→ **TASK DIRECTIONS**
Look below. Copy each line that has "this" in it.

→ **EXTRACTED INFORMATION**
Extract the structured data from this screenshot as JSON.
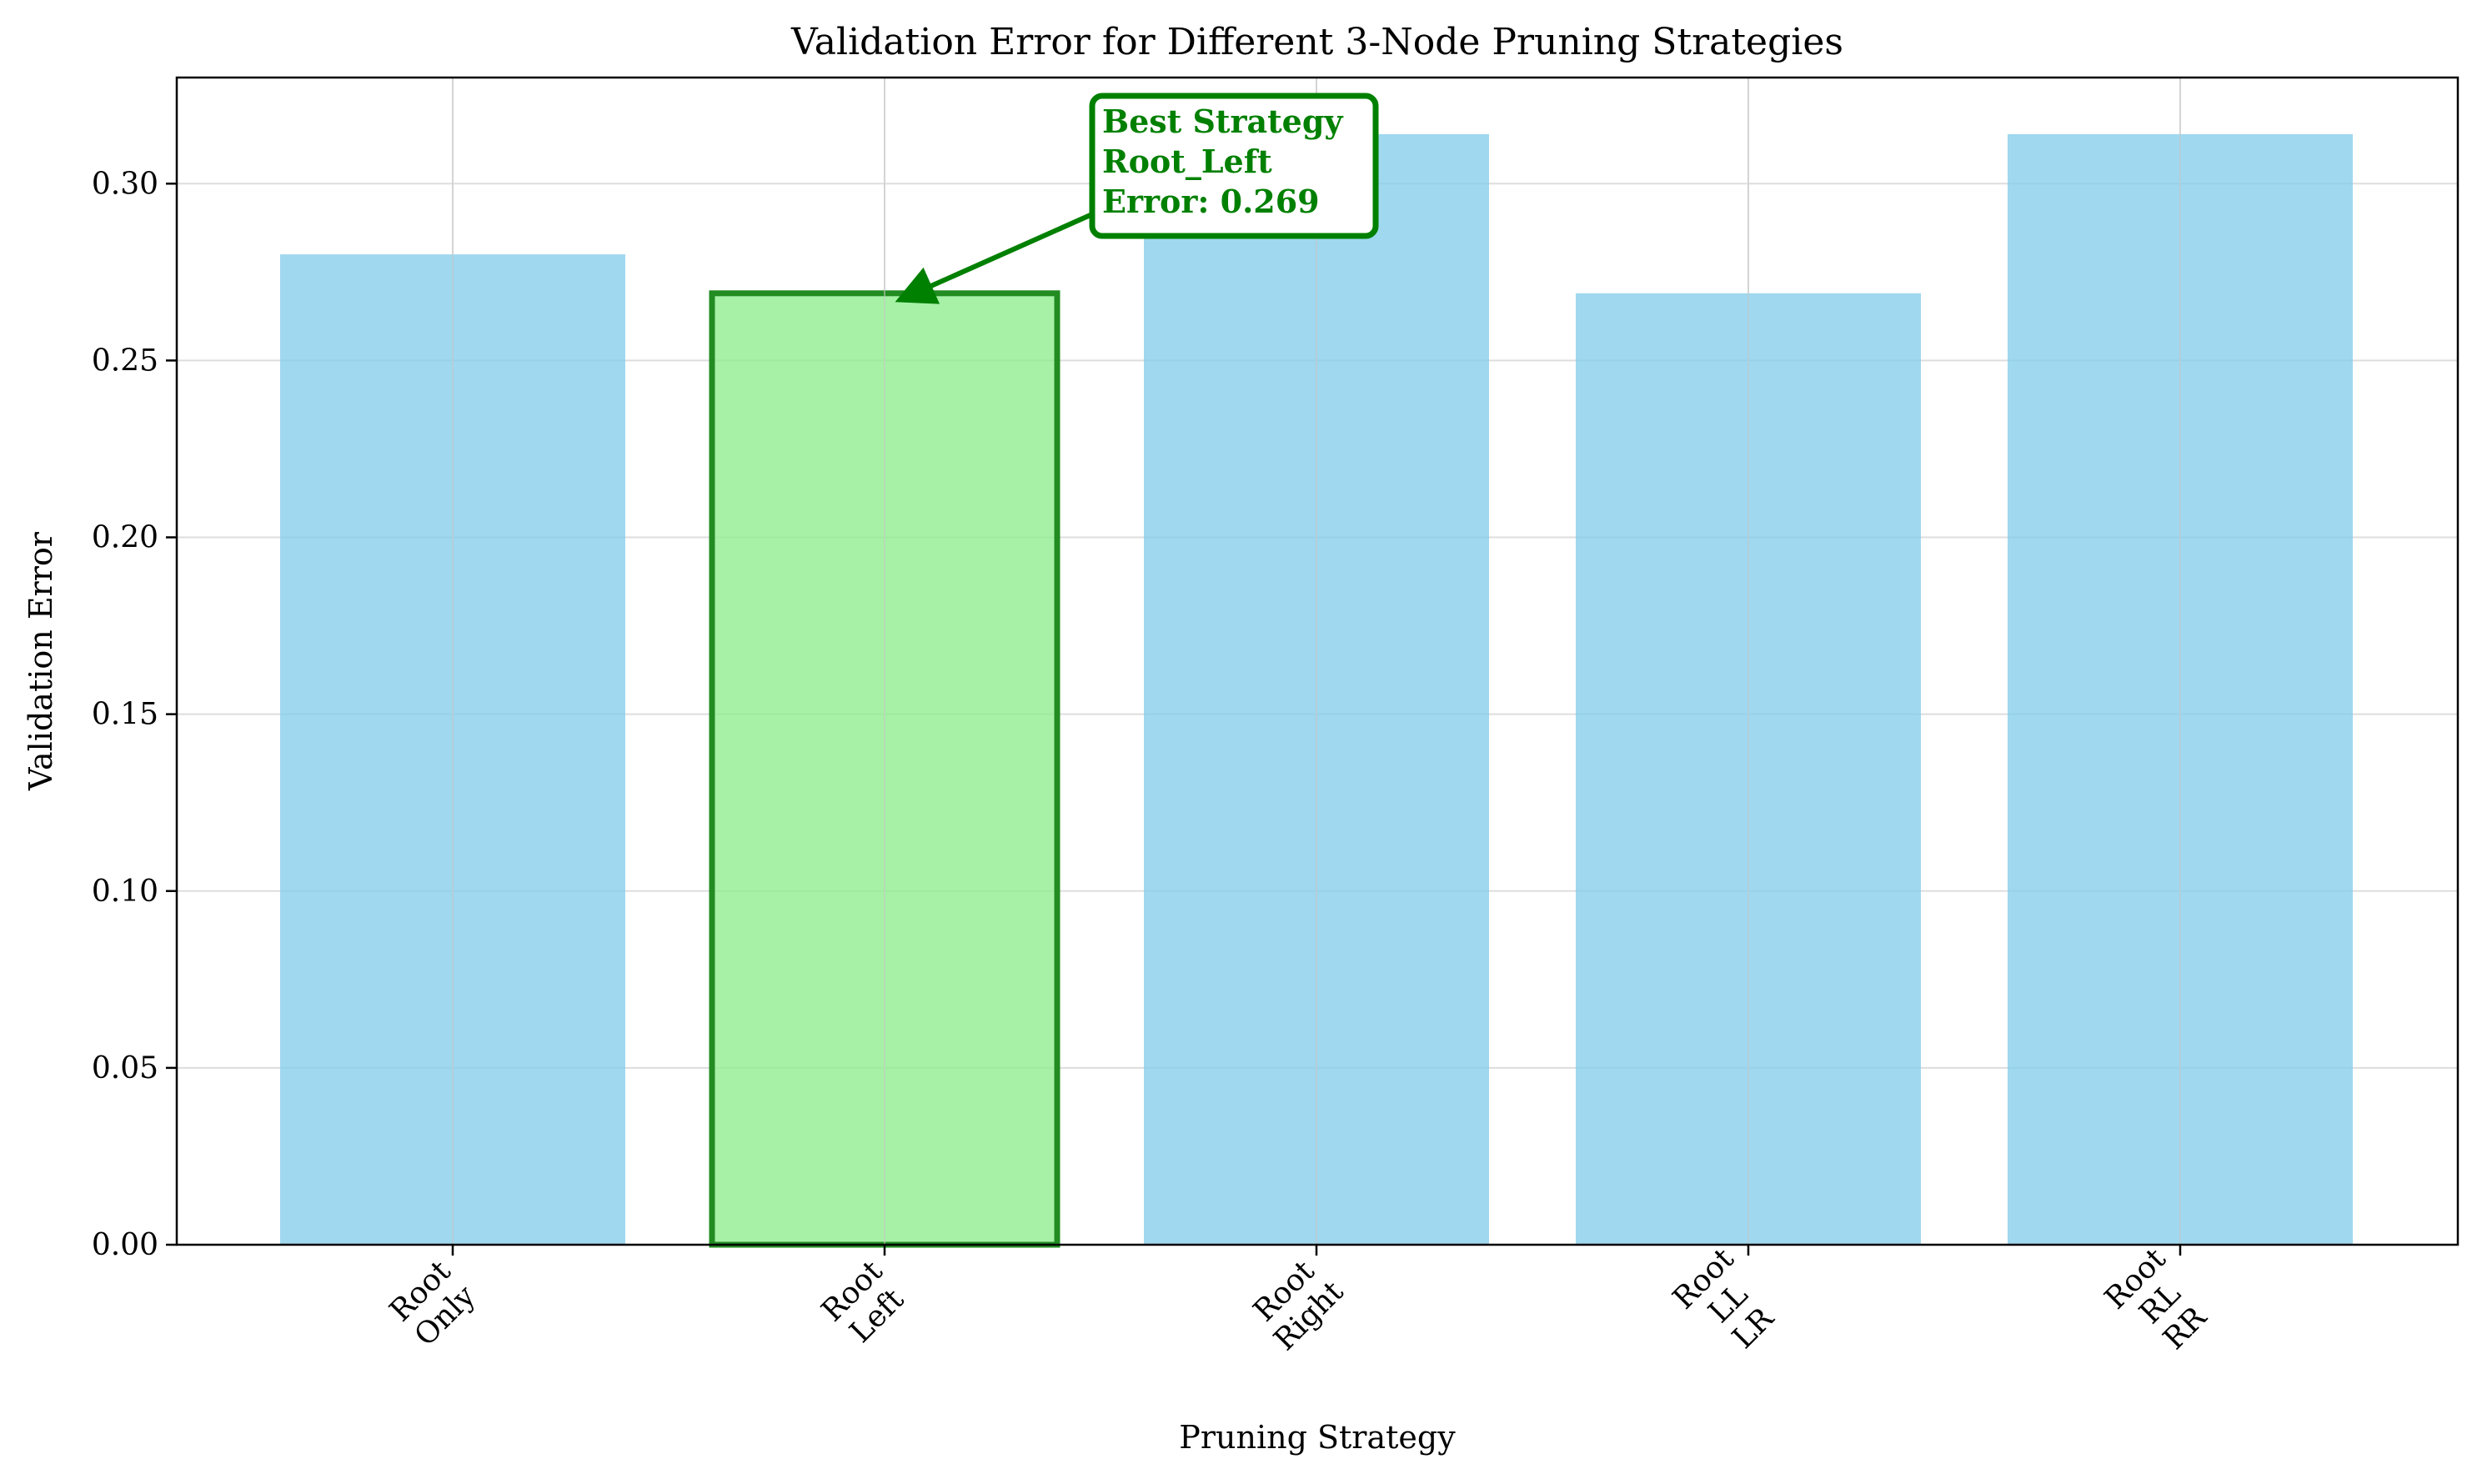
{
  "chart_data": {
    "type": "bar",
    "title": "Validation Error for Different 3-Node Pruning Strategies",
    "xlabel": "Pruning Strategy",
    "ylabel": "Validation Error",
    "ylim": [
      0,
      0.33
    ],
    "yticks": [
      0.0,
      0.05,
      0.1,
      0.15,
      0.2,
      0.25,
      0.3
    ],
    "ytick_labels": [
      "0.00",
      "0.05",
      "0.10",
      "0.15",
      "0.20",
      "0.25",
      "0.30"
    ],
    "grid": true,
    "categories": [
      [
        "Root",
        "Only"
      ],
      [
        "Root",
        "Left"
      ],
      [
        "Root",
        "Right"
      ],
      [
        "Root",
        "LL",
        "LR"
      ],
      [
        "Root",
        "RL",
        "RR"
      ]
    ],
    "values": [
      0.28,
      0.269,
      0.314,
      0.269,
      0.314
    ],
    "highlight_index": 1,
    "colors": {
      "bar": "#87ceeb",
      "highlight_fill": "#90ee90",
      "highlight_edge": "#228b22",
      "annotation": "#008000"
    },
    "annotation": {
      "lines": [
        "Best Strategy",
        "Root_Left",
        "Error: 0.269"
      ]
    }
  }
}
==
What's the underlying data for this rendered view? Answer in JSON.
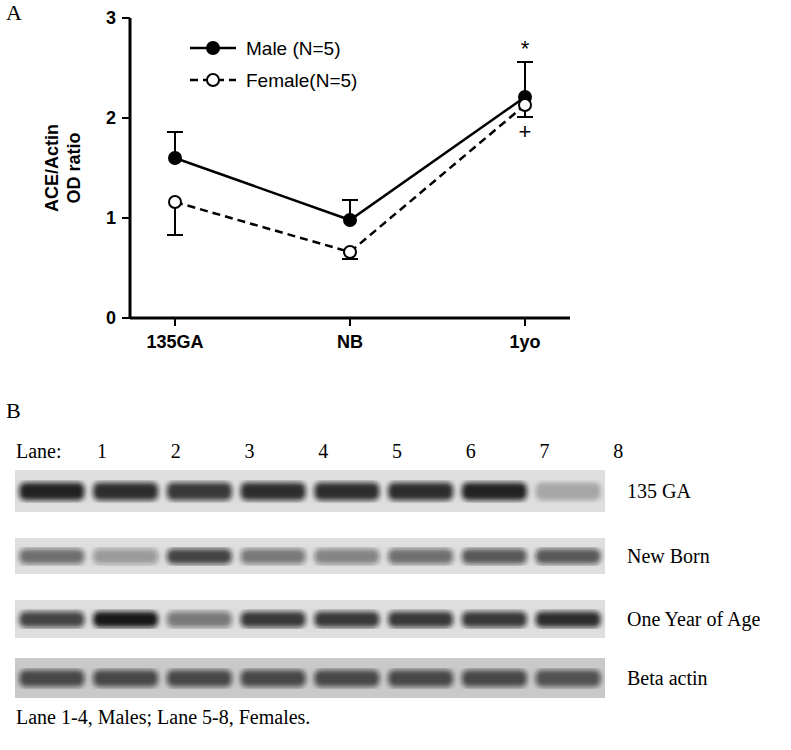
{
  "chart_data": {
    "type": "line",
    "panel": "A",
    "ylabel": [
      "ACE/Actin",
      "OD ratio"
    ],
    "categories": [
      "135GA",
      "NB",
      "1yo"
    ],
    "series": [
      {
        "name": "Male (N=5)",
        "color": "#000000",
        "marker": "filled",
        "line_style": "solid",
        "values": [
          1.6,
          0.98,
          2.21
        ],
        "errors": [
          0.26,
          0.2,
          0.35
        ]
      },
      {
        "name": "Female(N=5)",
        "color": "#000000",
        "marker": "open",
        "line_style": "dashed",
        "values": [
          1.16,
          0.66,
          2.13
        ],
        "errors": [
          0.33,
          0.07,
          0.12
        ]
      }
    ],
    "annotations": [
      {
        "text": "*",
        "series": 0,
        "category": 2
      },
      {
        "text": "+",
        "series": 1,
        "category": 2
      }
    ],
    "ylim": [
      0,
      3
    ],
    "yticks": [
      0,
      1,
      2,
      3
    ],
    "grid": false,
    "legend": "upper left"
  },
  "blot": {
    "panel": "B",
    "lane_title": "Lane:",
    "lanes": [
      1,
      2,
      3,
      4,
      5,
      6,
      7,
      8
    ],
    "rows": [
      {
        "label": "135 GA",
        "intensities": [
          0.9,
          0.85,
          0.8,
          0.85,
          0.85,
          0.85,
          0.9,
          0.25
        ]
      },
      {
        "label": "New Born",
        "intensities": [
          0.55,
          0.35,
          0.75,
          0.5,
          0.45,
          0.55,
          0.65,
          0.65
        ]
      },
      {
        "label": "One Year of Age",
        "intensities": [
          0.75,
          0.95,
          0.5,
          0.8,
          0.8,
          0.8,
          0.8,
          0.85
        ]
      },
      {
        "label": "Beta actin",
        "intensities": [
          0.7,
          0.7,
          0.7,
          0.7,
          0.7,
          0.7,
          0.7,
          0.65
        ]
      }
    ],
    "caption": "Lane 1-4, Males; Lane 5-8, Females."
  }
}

→ **SOLUTION TO THE PROBLEM**
Extract the structured data from this screenshot as JSON.
What's the underlying data for this rendered view? Answer in JSON.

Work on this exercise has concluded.